::: Supplied records :::

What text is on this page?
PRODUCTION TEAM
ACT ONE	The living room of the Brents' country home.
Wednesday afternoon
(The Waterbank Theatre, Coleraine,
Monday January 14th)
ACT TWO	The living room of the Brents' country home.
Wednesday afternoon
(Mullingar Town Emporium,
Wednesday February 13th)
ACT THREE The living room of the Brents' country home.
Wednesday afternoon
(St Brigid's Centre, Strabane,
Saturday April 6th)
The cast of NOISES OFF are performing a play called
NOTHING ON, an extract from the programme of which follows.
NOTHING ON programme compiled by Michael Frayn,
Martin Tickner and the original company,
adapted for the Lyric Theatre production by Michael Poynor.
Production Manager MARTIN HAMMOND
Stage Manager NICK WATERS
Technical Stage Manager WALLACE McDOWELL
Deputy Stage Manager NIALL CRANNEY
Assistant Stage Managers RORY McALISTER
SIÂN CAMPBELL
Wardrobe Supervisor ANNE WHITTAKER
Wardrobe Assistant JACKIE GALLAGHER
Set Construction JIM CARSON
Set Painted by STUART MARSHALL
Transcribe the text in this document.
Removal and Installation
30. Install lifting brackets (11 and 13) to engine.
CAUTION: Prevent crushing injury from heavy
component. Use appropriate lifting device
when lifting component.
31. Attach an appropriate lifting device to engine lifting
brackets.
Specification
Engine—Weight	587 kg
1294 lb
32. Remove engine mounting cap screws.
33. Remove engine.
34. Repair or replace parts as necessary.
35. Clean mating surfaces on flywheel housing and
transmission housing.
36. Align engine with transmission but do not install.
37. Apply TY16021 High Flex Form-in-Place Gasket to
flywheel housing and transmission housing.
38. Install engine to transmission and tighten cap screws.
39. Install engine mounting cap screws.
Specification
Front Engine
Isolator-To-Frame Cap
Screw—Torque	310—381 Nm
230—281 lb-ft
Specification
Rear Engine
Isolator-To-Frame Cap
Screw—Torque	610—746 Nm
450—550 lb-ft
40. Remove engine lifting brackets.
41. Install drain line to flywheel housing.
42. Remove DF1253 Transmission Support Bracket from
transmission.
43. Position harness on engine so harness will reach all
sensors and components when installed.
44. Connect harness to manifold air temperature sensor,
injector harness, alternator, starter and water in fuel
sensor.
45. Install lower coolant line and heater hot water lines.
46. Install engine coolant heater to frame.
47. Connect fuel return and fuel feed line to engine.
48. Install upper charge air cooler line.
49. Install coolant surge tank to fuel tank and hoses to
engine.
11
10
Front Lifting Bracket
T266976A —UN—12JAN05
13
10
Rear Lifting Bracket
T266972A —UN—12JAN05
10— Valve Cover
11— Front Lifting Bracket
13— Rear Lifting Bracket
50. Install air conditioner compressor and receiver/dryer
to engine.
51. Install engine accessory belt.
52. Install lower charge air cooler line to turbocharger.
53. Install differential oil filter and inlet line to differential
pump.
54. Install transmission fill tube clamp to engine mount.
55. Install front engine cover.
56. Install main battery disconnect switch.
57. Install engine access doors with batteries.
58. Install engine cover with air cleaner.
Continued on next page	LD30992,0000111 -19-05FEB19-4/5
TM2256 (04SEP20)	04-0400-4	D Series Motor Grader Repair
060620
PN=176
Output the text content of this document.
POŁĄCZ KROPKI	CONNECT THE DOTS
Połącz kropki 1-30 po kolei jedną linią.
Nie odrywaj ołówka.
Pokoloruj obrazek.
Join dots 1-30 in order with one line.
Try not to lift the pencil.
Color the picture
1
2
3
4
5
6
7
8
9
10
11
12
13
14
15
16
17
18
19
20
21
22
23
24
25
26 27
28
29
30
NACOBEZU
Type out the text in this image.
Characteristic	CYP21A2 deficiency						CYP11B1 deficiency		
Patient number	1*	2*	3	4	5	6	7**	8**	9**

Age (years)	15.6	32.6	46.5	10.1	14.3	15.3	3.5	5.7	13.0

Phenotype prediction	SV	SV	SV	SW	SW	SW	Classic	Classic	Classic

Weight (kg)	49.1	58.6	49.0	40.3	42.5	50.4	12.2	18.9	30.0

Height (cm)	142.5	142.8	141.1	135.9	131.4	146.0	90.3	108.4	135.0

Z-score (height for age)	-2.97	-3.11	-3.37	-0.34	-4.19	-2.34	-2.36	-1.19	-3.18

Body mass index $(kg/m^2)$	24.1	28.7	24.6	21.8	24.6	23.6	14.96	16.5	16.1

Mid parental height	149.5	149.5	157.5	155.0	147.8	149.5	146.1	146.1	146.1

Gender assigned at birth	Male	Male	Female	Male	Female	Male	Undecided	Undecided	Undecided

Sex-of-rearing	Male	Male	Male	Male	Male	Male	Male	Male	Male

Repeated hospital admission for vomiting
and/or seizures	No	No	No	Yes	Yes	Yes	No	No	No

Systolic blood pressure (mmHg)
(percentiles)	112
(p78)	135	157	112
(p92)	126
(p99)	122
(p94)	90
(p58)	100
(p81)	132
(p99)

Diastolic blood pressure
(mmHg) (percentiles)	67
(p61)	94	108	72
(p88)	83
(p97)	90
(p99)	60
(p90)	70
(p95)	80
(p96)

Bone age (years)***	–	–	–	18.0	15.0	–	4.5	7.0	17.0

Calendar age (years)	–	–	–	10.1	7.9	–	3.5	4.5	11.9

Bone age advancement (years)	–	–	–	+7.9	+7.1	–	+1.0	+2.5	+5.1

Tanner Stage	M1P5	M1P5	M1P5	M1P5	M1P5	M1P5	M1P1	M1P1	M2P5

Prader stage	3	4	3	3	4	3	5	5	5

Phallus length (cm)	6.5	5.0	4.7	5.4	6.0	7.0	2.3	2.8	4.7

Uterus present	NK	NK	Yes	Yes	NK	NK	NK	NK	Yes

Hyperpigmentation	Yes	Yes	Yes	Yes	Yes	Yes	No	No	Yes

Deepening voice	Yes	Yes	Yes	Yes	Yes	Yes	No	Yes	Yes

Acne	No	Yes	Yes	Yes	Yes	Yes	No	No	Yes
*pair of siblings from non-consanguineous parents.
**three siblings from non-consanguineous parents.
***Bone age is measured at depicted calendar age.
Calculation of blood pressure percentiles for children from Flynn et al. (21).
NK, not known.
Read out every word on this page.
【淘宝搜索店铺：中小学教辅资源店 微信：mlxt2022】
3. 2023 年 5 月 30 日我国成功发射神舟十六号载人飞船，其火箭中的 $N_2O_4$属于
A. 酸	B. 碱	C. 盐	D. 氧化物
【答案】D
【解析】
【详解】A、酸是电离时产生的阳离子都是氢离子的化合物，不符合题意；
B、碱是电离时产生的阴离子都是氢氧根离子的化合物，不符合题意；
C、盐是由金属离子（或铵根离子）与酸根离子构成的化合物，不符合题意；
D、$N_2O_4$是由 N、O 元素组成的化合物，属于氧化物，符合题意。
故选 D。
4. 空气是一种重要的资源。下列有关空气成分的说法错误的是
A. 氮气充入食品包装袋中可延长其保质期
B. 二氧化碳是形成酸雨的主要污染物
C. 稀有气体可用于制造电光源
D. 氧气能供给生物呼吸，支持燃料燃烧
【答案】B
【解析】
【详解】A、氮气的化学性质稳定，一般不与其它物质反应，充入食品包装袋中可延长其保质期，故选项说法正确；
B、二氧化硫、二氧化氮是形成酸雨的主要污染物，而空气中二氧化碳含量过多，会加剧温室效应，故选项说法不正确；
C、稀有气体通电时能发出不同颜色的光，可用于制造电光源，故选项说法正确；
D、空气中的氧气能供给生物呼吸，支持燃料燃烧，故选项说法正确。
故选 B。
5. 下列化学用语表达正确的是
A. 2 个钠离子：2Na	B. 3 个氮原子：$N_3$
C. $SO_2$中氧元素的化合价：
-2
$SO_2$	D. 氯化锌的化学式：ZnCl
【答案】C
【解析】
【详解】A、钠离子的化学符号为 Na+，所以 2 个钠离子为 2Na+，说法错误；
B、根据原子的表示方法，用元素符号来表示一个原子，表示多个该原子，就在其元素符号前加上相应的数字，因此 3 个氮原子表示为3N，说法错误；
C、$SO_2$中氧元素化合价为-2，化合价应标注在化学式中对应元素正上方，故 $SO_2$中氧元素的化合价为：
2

:::

§ **Exercise**: Read the entries above, then pull out the lines that include "mmHg".

§ **Finished exercise**:
Systolic blood pressure (mmHg)
(mmHg) (percentiles)	67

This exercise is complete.